== RECORDS ==

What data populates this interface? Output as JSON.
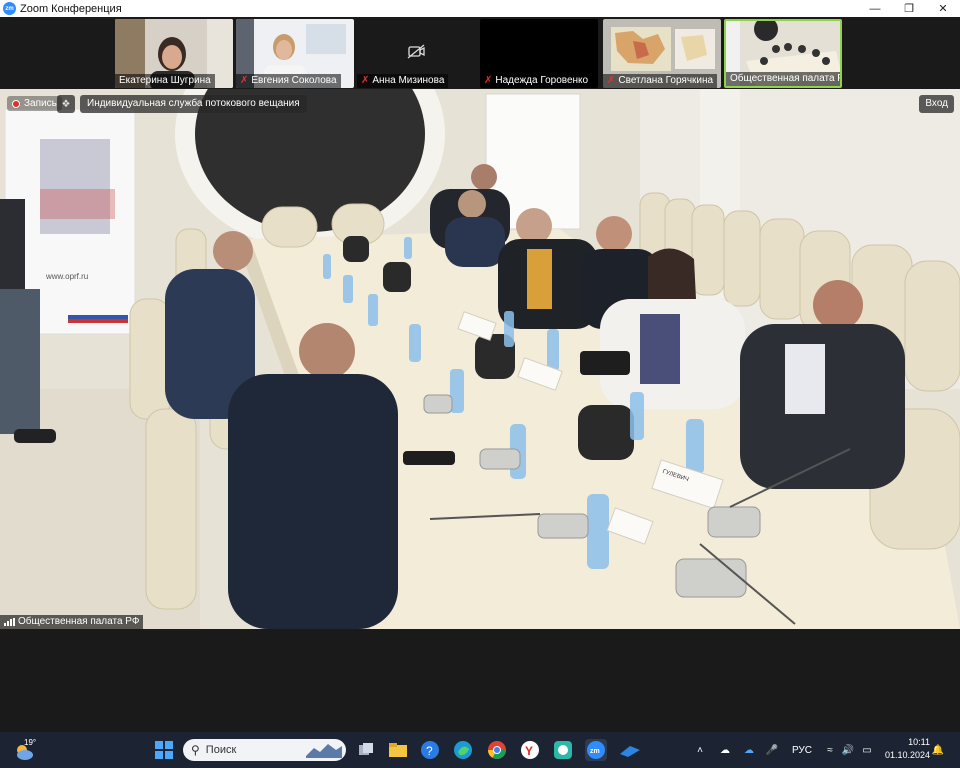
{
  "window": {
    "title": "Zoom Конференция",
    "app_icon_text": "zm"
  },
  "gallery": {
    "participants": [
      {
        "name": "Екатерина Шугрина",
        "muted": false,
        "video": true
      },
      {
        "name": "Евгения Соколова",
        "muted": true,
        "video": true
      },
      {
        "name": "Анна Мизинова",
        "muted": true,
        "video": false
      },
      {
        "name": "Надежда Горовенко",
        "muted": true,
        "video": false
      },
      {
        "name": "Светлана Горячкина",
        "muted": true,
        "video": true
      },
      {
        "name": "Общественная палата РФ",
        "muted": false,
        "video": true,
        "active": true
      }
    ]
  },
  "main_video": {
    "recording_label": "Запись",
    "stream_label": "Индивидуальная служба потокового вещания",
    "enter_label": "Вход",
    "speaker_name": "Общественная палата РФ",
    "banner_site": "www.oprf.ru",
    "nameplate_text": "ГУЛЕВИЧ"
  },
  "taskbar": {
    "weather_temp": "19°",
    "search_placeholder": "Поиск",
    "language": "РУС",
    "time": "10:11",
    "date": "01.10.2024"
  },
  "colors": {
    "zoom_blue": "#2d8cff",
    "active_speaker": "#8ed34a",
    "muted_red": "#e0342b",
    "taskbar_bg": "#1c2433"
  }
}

===
== RECORDS ==

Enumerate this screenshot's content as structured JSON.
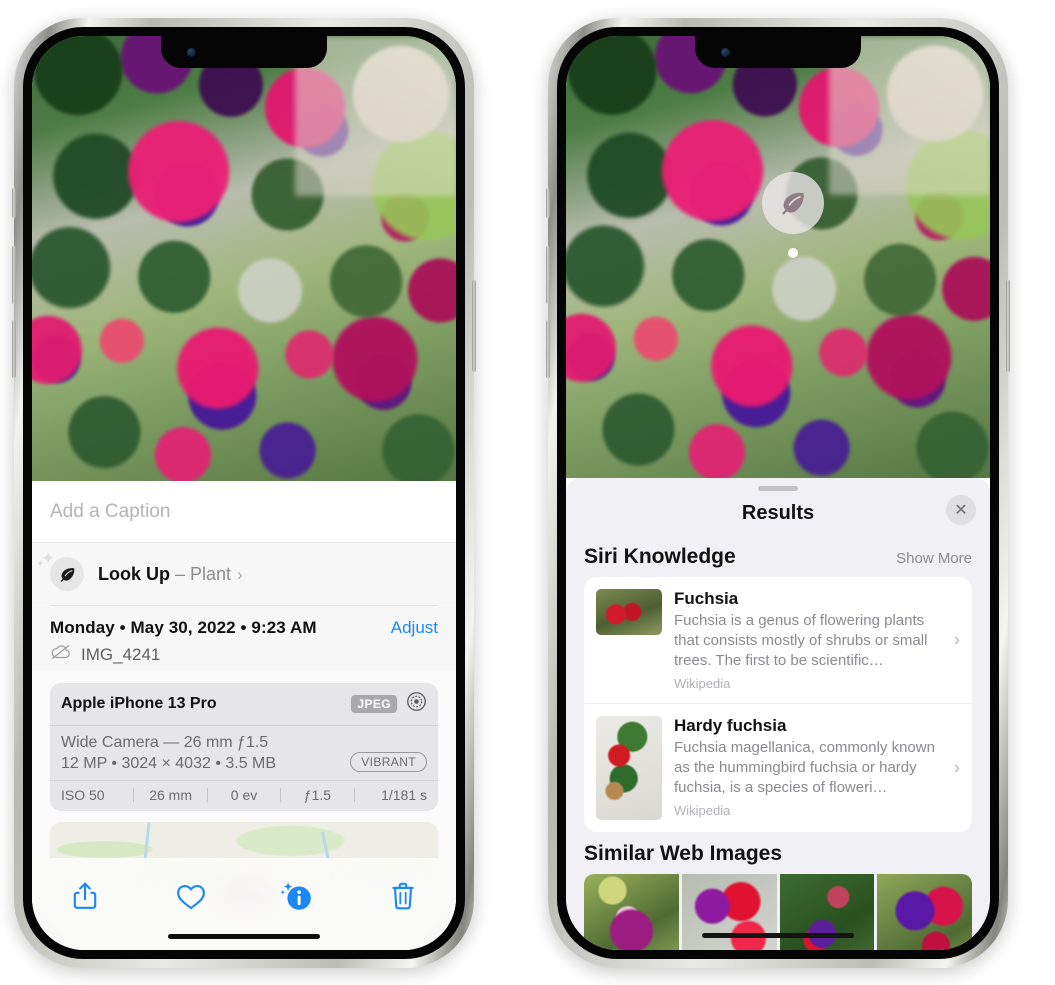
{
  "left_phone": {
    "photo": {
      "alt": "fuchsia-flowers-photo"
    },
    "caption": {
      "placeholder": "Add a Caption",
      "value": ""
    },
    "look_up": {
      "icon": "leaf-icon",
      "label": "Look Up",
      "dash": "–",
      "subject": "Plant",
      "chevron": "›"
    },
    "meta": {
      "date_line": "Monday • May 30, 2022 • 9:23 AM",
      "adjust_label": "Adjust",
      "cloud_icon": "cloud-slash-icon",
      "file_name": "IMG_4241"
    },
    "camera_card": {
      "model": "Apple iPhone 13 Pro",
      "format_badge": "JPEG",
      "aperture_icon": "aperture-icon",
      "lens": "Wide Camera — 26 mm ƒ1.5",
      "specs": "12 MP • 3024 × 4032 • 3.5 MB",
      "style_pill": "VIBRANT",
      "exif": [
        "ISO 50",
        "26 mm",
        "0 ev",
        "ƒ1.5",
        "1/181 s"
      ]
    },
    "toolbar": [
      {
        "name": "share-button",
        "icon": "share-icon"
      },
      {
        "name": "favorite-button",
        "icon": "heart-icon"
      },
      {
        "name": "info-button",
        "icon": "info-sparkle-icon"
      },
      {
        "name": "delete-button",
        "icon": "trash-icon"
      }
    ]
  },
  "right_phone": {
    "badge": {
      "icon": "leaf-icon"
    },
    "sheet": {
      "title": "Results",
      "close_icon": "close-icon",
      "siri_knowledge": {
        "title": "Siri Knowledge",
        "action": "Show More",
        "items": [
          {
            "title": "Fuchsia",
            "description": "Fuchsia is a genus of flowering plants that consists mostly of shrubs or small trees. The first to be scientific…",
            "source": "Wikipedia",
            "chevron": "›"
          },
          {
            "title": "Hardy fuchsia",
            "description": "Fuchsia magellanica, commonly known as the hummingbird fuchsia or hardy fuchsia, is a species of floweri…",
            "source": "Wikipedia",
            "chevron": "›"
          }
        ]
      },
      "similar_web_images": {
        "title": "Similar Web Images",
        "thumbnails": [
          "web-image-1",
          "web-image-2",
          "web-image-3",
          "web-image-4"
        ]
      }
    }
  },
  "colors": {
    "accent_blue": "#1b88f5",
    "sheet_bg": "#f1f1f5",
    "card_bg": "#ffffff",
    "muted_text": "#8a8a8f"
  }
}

===

§ WHAT IS BEING ASKED:
Above are the records. Copy every line in them holding "info".

§ IN RESPONSE:
        "name": "info-button",
        "icon": "info-sparkle-icon"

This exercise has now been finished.